Data records
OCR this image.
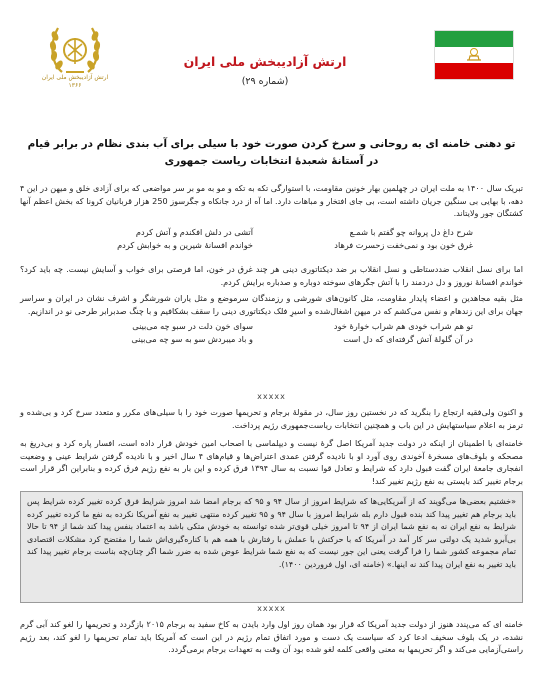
ارتش آزادیبخش ملی ایران
۱۳۶۶
ارتش آزادیبخش ملی ایران
(شماره ۲۹)
تو دهنی خامنه ای به روحانی و سرخ کردن صورت خود با سیلی برای آب بندی نظام در برابر قیام
در آستانهٔ شعبدهٔ انتخابات ریاست جمهوری
تبریک سال ۱۴۰۰ به ملت ایران در چهلمین بهار خونین مقاومت، با استوارگی تکه به تکه و مو به مو بر سر مواضعی که برای آزادی خلق و میهن در این ۴ دهه، با بهایی بی سنگین جریان داشته است، بی جای افتخار و مباهات دارد. اما آه از درد جانکاه و جگرسوز 250 هزار قربانیان کرونا که بخش اعظم آنها کشتگان جور ولایتاند.
شرح داغ دل پروانه چو گفتم با شمـع
آتشی در دلش افکندم و آتش کردم
غرق خون بود و نمی‌خفت زحسرت فرهاد
خواندم افسانهٔ شیرین و به خوابش کردم
اما برای نسل انقلاب ضددستاطی و نسل انقلاب بر ضد دیکتاتوری دینی هر چند غرق در خون، اما فرصتی برای خواب و آسایش نیست. چه باید کرد؟ خواندم افسانهٔ نوروز و دل دردمند را با آتش جگرهای سوخته دوباره و صدباره برایش کردم.
مثل بقیه مجاهدین و اعضاء پایدار مقاومت، مثل کانون‌های شورشی و رزمندگان سرموضع و مثل یاران شورشگر و اشرف نشان در ایران و سراسر جهان برای این زندهام و نفس می‌کشم که در میهن اشغال‌شده و اسیرِ فلک دیکتاتوری دینی را سقف بشکافیم و با چنگ صدبرابر طرحی نو در اندازیم.
تو هم شراب خودی هم شراب خوارهٔ خود
سوای خون دلت در سبو چه می‌بینی
در آن گلولهٔ آتش گرفته‌ای که دل است
و باد میبردش سو به سو چه می‌بینی
xxxxx
و اکنون ولی‌فقیه ارتجاع را بنگرید که در نخستین روز سال، در مقولهٔ برجام و تحریمها صورت خود را با سیلی‌های مکرر و متعدد سرخ کرد و بی‌شده و ترمز به اعلام سیاستهایش در این باب و همچنین انتخابات ریاست‌جمهوری رژیم پرداخت.
خامنه‌ای با اطمینان از اینکه در دولت جدید آمریکا اصل گرهٔ نیست و دیپلماسی با اصحاب امین خودش قرار داده است، افسار پاره کرد و بی‌دریغ به مصحکه و بلوف‌های مسخرهٔ آخوندی روی آورد او با نادیده گرفتن عمدی اعتراض‌ها و قیام‌های ۴ سال اخیر و با نادیده گرفتن شرایط عینی و وضعیت انفجاری جامعهٔ ایران گفت قبول دارد که شرایط و تعادل قوا نسبت به سال ۱۳۹۴ فرق کرده و این بار به نفع رژیم فرق کرده و بنابراین اگر قرار است برجام تغییر کند بایستی به نفع رژیم تغییر کند!
«خشتیم بعضی‌ها می‌گویند که از آمریکایی‌ها که شرایط امروز از سال ۹۴ و ۹۵ که برجام امضا شد امروز شرایط فرق کرده تغییر کرده شرایط پس باید برجام هم تغییر پیدا کند بنده قبول دارم بله شرایط امروز با سال ۹۴ و ۹۵ تغییر کرده منتهی تغییر به نفع آمریکا نکرده به نفع ما کرده تغییر کرده شرایط به نفع ایران نه به نفع شما ایران از ۹۴ تا امروز خیلی قوی‌تر شده توانسته به خودش متکی باشد به اعتماد بنفس پیدا کند شما از ۹۴ تا حالا بی‌آبرو شدید یک دولتی سر کار آمد در آمریکا که با حرکتش با عملش با رفتارش با همه هم با کناره‌گیری‌اش شما را مفتضح کرد مشکلات اقتصادی تمام مجموعه کشور شما را فرا گرفت یعنی این جور نیست که به نفع شما شرایط عوض شده به ضرر شما اگر چنان‌چه بناست برجام تغییر پیدا کند باید تغییر به نفع ایران پیدا کند نه اینها.» (خامنه ای، اول فروردین ۱۴۰۰).
xxxxx
خامنه ای که می‌پندد هنوز از دولت جدید آمریکا که قرار بود همان روز اول وارد بایدن به کاخ سفید به برجام ۲۰۱۵ بازگردد و تحریمها را لغو کند آبی گرم نشده، در یک بلوف سخیف ادعا کرد که سیاست یک دست و مورد اتفاق تمام رژیم در این است که آمریکا باید تمام تحریمها را لغو کند، بعد رژیم راستی‌آزمایی می‌کند و اگر تحریمها به معنی واقعی کلمه لغو شده بود آن وقت به تعهدات برجام برمی‌گردد.
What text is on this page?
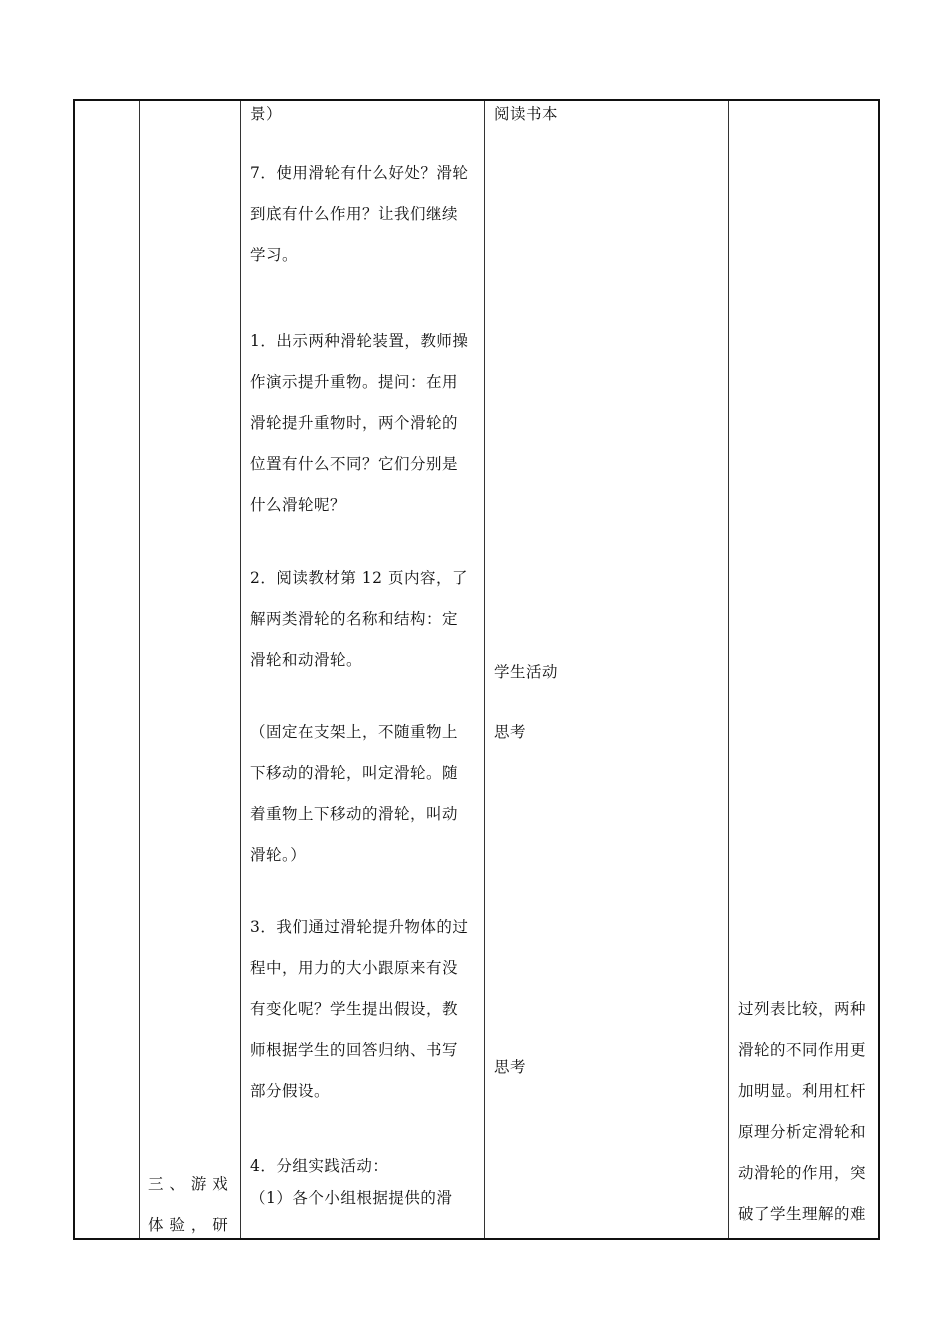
景）
7．使用滑轮有什么好处？滑轮
到底有什么作用？让我们继续
学习。
1．出示两种滑轮装置，教师操
作演示提升重物。提问：在用
滑轮提升重物时，两个滑轮的
位置有什么不同？它们分别是
什么滑轮呢？
2．阅读教材第 12 页内容，了
解两类滑轮的名称和结构：定
滑轮和动滑轮。
（固定在支架上，不随重物上
下移动的滑轮，叫定滑轮。随
着重物上下移动的滑轮，叫动
滑轮。）
3．我们通过滑轮提升物体的过
程中，用力的大小跟原来有没
有变化呢？学生提出假设，教
师根据学生的回答归纳、书写
部分假设。
4．分组实践活动：
（1）各个小组根据提供的滑
三 、 游 戏
体 验 ， 研
阅读书本
学生活动
思考
思考
过列表比较，两种
滑轮的不同作用更
加明显。利用杠杆
原理分析定滑轮和
动滑轮的作用，突
破了学生理解的难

## [Stated task]
Using the listing above, show every line that includes the string "صورت".

## [Exercise response]
تو دهنی خامنه ای به روحانی و سرخ کردن صورت خود با سیلی برای آب بندی نظام در برابر قیام
و اکنون ولی‌فقیه ارتجاع را بنگرید که در نخستین روز سال، در مقولهٔ برجام و تحریمها صورت خود را با سیلی‌های مکرر و متعدد سرخ کرد و بی‌شده و ترمز به اعلام سیاستهایش در این باب و همچنین انتخابات ریاست‌جمهوری رژیم پرداخت.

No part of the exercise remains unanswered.